▶ **GIVEN PROBLEM**
Count lines with "Click" in them. Report only the total.

▶ **MATERIAL FOR THIS TASK**
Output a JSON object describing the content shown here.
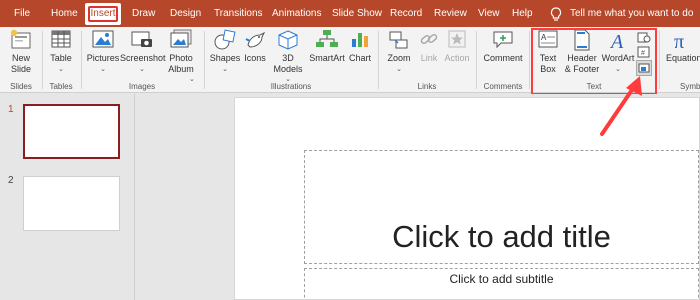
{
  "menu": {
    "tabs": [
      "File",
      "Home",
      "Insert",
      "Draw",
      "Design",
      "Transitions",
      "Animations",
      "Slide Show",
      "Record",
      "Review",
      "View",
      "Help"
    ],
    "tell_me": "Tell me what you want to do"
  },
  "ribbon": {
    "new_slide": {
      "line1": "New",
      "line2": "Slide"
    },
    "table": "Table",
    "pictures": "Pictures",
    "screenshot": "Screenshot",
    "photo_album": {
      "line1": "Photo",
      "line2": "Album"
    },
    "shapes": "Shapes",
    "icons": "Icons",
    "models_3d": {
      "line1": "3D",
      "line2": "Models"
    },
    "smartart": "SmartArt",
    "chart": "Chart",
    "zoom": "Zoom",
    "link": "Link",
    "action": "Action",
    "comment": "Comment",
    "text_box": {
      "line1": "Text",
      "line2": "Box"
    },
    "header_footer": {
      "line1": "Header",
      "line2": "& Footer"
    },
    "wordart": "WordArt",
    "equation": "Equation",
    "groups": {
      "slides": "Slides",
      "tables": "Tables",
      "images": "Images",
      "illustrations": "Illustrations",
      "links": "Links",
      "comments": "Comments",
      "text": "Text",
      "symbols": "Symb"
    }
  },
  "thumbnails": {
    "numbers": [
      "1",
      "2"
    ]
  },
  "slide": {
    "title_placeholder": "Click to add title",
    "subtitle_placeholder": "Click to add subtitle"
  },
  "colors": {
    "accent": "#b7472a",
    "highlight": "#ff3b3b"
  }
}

▶ **SOLUTION TO THE PROBLEM**
2